Entries:
--- Start ---

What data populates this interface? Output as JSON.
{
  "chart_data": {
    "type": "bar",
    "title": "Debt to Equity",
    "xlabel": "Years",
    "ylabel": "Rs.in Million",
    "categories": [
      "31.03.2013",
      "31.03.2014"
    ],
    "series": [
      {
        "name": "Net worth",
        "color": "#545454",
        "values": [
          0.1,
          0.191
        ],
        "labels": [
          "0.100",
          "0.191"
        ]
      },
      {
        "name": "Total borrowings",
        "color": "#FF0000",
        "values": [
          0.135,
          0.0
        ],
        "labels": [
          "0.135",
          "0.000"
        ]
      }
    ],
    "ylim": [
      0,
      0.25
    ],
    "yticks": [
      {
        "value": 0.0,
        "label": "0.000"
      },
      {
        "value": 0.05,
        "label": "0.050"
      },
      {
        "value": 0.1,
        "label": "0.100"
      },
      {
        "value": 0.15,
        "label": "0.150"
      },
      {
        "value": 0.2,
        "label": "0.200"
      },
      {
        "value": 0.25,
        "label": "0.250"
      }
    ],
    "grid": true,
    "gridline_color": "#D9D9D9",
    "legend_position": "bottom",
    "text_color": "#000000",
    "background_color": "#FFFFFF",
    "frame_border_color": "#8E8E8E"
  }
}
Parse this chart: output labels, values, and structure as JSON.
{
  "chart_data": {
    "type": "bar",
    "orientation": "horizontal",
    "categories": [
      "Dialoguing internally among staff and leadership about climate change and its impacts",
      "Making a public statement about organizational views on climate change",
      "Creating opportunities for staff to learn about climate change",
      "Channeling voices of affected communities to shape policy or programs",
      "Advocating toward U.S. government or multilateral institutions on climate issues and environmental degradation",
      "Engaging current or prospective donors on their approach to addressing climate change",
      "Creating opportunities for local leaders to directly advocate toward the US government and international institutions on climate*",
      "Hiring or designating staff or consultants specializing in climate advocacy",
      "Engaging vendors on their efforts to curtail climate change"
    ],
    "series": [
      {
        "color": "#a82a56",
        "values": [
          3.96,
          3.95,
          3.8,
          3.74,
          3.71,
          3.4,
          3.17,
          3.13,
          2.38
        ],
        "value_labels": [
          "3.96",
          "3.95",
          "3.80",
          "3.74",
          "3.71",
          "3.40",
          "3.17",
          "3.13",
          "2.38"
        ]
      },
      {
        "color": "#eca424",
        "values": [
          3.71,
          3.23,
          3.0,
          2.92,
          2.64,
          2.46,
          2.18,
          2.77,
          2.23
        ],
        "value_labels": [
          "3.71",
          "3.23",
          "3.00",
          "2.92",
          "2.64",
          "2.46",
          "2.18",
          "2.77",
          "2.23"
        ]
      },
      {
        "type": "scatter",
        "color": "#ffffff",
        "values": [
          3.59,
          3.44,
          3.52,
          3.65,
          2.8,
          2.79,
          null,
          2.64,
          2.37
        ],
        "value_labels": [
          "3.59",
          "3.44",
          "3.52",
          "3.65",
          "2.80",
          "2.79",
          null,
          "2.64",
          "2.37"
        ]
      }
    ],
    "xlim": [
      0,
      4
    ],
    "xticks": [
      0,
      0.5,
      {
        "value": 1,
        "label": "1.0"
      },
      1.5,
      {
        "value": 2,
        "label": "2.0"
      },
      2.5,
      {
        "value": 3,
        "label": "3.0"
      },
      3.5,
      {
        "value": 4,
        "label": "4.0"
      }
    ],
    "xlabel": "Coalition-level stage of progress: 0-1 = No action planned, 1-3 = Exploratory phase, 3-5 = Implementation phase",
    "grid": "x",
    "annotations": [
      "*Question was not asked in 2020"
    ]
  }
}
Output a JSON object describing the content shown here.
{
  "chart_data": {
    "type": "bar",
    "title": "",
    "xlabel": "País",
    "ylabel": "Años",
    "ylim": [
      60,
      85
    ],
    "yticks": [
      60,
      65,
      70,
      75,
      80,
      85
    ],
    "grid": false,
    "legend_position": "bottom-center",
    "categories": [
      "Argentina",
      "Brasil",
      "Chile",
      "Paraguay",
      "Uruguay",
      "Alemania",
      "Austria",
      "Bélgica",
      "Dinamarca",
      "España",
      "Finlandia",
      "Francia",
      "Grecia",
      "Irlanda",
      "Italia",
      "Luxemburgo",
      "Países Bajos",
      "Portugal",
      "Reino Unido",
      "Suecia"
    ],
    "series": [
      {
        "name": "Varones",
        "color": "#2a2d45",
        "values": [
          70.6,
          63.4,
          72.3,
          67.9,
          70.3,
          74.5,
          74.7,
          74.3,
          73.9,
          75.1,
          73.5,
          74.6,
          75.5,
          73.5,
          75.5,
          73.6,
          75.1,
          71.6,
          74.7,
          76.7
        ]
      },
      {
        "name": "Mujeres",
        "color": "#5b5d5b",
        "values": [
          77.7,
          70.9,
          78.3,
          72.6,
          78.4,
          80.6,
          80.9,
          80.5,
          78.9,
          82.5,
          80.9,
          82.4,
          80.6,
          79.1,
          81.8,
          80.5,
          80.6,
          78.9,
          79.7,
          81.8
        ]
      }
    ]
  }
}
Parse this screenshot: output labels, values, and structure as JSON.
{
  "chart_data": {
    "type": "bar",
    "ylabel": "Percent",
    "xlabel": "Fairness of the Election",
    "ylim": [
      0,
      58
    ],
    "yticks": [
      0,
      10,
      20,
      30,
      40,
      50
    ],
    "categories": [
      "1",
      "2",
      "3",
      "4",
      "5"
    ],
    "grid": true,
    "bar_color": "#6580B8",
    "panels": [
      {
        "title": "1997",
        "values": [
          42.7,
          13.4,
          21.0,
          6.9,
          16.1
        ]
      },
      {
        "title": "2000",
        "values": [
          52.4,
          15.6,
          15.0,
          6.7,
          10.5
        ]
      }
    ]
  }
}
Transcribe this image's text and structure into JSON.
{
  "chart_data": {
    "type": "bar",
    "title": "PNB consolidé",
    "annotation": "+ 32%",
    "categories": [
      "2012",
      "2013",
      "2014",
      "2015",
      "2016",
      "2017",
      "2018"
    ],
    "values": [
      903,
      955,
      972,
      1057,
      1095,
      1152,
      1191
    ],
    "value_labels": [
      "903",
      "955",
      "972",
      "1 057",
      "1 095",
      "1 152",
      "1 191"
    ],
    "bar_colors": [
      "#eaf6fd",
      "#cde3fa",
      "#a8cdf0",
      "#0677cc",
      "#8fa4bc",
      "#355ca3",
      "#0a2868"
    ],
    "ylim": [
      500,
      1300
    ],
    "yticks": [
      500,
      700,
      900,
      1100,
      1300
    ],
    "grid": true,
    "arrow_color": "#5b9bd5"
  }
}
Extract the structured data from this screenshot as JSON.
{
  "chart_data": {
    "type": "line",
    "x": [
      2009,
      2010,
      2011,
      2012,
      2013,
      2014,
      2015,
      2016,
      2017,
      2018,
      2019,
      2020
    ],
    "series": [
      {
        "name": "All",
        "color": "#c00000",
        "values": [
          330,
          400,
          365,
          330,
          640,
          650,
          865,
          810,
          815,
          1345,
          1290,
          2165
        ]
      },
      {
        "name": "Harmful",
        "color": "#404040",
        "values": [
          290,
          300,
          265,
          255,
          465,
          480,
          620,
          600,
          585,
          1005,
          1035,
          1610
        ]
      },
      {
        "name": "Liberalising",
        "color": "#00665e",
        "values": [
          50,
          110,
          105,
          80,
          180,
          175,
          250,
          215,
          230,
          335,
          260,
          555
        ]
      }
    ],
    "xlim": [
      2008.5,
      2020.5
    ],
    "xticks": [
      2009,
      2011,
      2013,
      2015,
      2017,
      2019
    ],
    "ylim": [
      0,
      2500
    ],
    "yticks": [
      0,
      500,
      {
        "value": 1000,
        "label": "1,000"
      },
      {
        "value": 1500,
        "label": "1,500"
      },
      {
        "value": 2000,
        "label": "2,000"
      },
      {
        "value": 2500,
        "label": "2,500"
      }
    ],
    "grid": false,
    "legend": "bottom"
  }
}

--- End ---

Set task: Scan the entries above for the word "their" and collect each line holding it.

Full output:
      "Engaging current or prospective donors on their approach to addressing climate change",
      "Engaging vendors on their efforts to curtail climate change"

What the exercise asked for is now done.